SET PROBLEM: Find the string "预防为主" in the entries and copy each line that has it.

-------

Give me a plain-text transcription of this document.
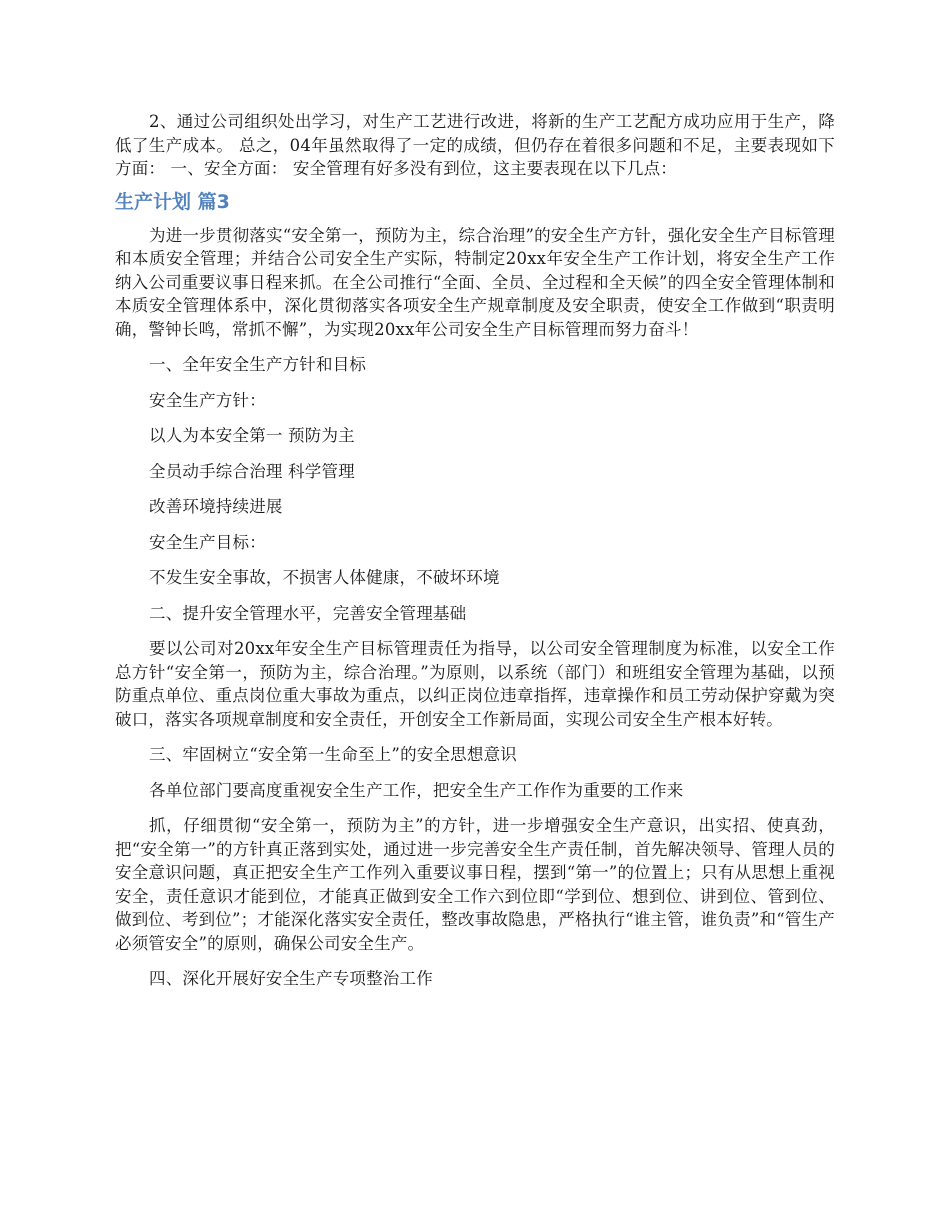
2、通过公司组织处出学习，对生产工艺进行改进，将新的生产工艺配方成功应用于生产，降低了生产成本。 总之，04年虽然取得了一定的成绩，但仍存在着很多问题和不足，主要表现如下方面： 一、安全方面： 安全管理有好多没有到位，这主要表现在以下几点：

生产计划 篇3

为进一步贯彻落实“安全第一，预防为主，综合治理”的安全生产方针，强化安全生产目标管理和本质安全管理；并结合公司安全生产实际，特制定20xx年安全生产工作计划，将安全生产工作纳入公司重要议事日程来抓。在全公司推行“全面、全员、全过程和全天候”的四全安全管理体制和本质安全管理体系中，深化贯彻落实各项安全生产规章制度及安全职责，使安全工作做到“职责明确，警钟长鸣，常抓不懈”，为实现20xx年公司安全生产目标管理而努力奋斗！

一、全年安全生产方针和目标

安全生产方针：

以人为本安全第一 预防为主

全员动手综合治理 科学管理

改善环境持续进展

安全生产目标：

不发生安全事故，不损害人体健康，不破坏环境

二、提升安全管理水平，完善安全管理基础

要以公司对20xx年安全生产目标管理责任为指导，以公司安全管理制度为标准，以安全工作总方针“安全第一，预防为主，综合治理。”为原则，以系统（部门）和班组安全管理为基础，以预防重点单位、重点岗位重大事故为重点，以纠正岗位违章指挥，违章操作和员工劳动保护穿戴为突破口，落实各项规章制度和安全责任，开创安全工作新局面，实现公司安全生产根本好转。

三、牢固树立“安全第一生命至上”的安全思想意识

各单位部门要高度重视安全生产工作，把安全生产工作作为重要的工作来

抓，仔细贯彻“安全第一，预防为主”的方针，进一步增强安全生产意识，出实招、使真劲，把“安全第一”的方针真正落到实处，通过进一步完善安全生产责任制，首先解决领导、管理人员的安全意识问题，真正把安全生产工作列入重要议事日程，摆到“第一”的位置上；只有从思想上重视安全，责任意识才能到位，才能真正做到安全工作六到位即“学到位、想到位、讲到位、管到位、做到位、考到位”；才能深化落实安全责任，整改事故隐患，严格执行“谁主管，谁负责”和“管生产必须管安全”的原则，确保公司安全生产。

四、深化开展好安全生产专项整治工作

-------

FINAL ANSWER:
为进一步贯彻落实“安全第一，预防为主，综合治理”的安全生产方针，强化安全生产目标管理和本质安全管理；并结合公司安全生产实际，特制定20xx年安全生产工作计划，将安全生产工作纳入公司重要议事日程来抓。在全公司推行“全面、全员、全过程和全天候”的四全安全管理体制和本质安全管理体系中，深化贯彻落实各项安全生产规章制度及安全职责，使安全工作做到“职责明确，警钟长鸣，常抓不懈”，为实现20xx年公司安全生产目标管理而努力奋斗！
以人为本安全第一 预防为主
要以公司对20xx年安全生产目标管理责任为指导，以公司安全管理制度为标准，以安全工作总方针“安全第一，预防为主，综合治理。”为原则，以系统（部门）和班组安全管理为基础，以预防重点单位、重点岗位重大事故为重点，以纠正岗位违章指挥，违章操作和员工劳动保护穿戴为突破口，落实各项规章制度和安全责任，开创安全工作新局面，实现公司安全生产根本好转。
抓，仔细贯彻“安全第一，预防为主”的方针，进一步增强安全生产意识，出实招、使真劲，把“安全第一”的方针真正落到实处，通过进一步完善安全生产责任制，首先解决领导、管理人员的安全意识问题，真正把安全生产工作列入重要议事日程，摆到“第一”的位置上；只有从思想上重视安全，责任意识才能到位，才能真正做到安全工作六到位即“学到位、想到位、讲到位、管到位、做到位、考到位”；才能深化落实安全责任，整改事故隐患，严格执行“谁主管，谁负责”和“管生产必须管安全”的原则，确保公司安全生产。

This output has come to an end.